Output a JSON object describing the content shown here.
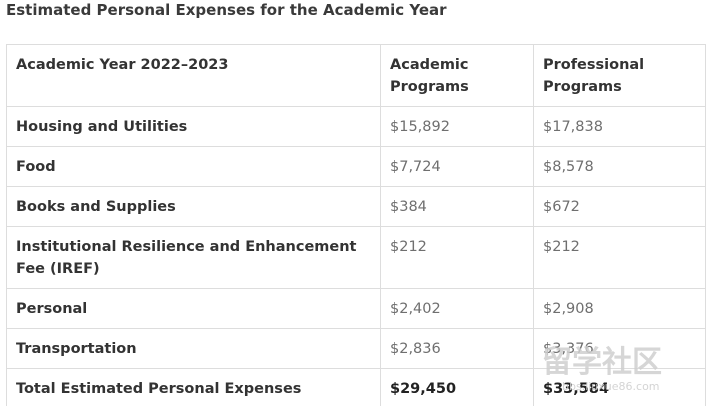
{
  "page": {
    "title": "Estimated Personal Expenses for the Academic Year"
  },
  "table": {
    "columns": [
      "Academic Year 2022–2023",
      "Academic Programs",
      "Professional Programs"
    ],
    "rows": [
      {
        "label": "Housing and Utilities",
        "academic": "$15,892",
        "professional": "$17,838"
      },
      {
        "label": "Food",
        "academic": "$7,724",
        "professional": "$8,578"
      },
      {
        "label": "Books and Supplies",
        "academic": "$384",
        "professional": "$672"
      },
      {
        "label": "Institutional Resilience and Enhancement Fee (IREF)",
        "academic": "$212",
        "professional": "$212"
      },
      {
        "label": "Personal",
        "academic": "$2,402",
        "professional": "$2,908"
      },
      {
        "label": "Transportation",
        "academic": "$2,836",
        "professional": "$3,376"
      },
      {
        "label": "Total Estimated Personal Expenses",
        "academic": "$29,450",
        "professional": "$33,584"
      }
    ]
  },
  "watermark": {
    "text": "留学社区",
    "url_text": "bbs.liuxue86.com",
    "color": "#cfcfcf"
  }
}
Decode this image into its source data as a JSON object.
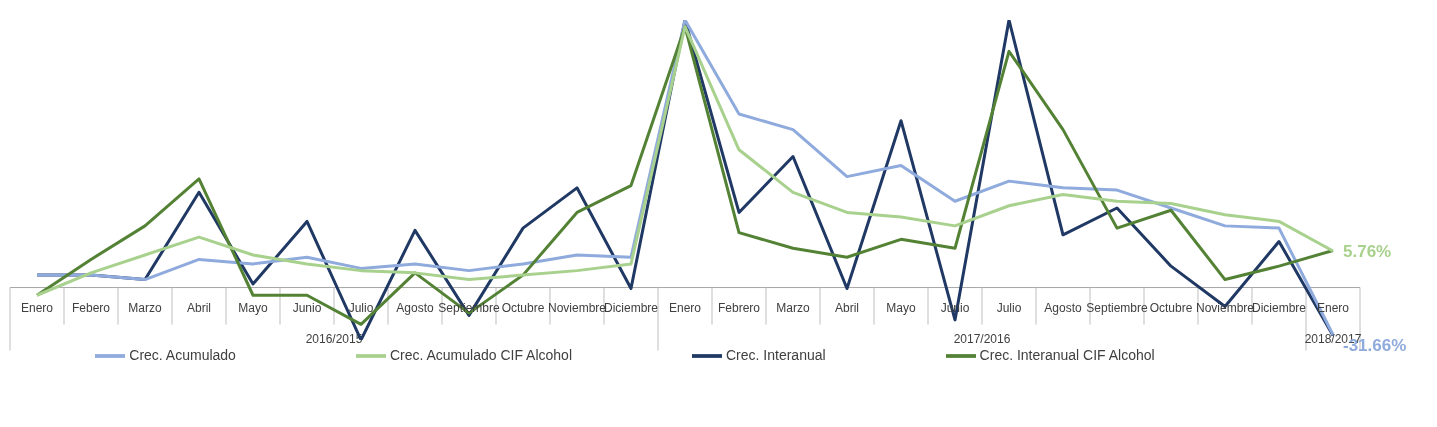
{
  "chart_data": {
    "type": "line",
    "tick_labels": "x",
    "legend": "bottom",
    "marker": "none",
    "line_style": "solid",
    "categories": [
      "Enero",
      "Febero",
      "Marzo",
      "Abril",
      "Mayo",
      "Junio",
      "Julio",
      "Agosto",
      "Septiembre",
      "Octubre",
      "Noviembre",
      "Diciembre",
      "Enero",
      "Febrero",
      "Marzo",
      "Abril",
      "Mayo",
      "Junio",
      "Julio",
      "Agosto",
      "Septiembre",
      "Octubre",
      "Noviembre",
      "Diciembre",
      "Enero"
    ],
    "annotations": [
      "2016/2015",
      "2017/2016",
      "2018/2017"
    ],
    "series": [
      {
        "name": "Crec. Interanual",
        "color": "#1f3864",
        "values": [
          -5,
          -5,
          -7,
          32,
          -9,
          19,
          -34,
          15,
          -23,
          16,
          34,
          -11,
          109,
          23,
          48,
          -11,
          64,
          -25,
          109,
          13,
          25,
          -1,
          -19,
          10,
          -32
        ]
      },
      {
        "name": "Crec. Acumulado",
        "color": "#8faadc",
        "values": [
          -5,
          -5,
          -7,
          2,
          0,
          3,
          -2,
          0,
          -3,
          0,
          4,
          3,
          109,
          67,
          60,
          39,
          44,
          28,
          37,
          34,
          33,
          25,
          17,
          16,
          -31.66
        ],
        "value_labels": [
          null,
          null,
          null,
          null,
          null,
          null,
          null,
          null,
          null,
          null,
          null,
          null,
          null,
          null,
          null,
          null,
          null,
          null,
          null,
          null,
          null,
          null,
          null,
          null,
          "-31.66%"
        ]
      },
      {
        "name": "Crec. Interanual CIF Alcohol",
        "color": "#548235",
        "values": [
          -14,
          2,
          17,
          38,
          -14,
          -14,
          -27,
          -4,
          -22,
          -5,
          23,
          35,
          106,
          14,
          7,
          3,
          11,
          7,
          95,
          60,
          16,
          24,
          -7,
          -1,
          6
        ]
      },
      {
        "name": "Crec. Acumulado CIF Alcohol",
        "color": "#a9d18e",
        "values": [
          -14,
          -4,
          4,
          12,
          4,
          0,
          -3,
          -4,
          -7,
          -5,
          -3,
          0,
          106,
          51,
          32,
          23,
          21,
          17,
          26,
          31,
          28,
          27,
          22,
          19,
          5.76
        ],
        "value_labels": [
          null,
          null,
          null,
          null,
          null,
          null,
          null,
          null,
          null,
          null,
          null,
          null,
          null,
          null,
          null,
          null,
          null,
          null,
          null,
          null,
          null,
          null,
          null,
          null,
          "5.76%"
        ]
      }
    ]
  }
}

┄┄┄┄┄┄

[Required work]
Where a line above includes "name", copy that line.

[Exercise response]
        "name": "Crec. Interanual",
        "name": "Crec. Acumulado",
        "name": "Crec. Interanual CIF Alcohol",
        "name": "Crec. Acumulado CIF Alcohol",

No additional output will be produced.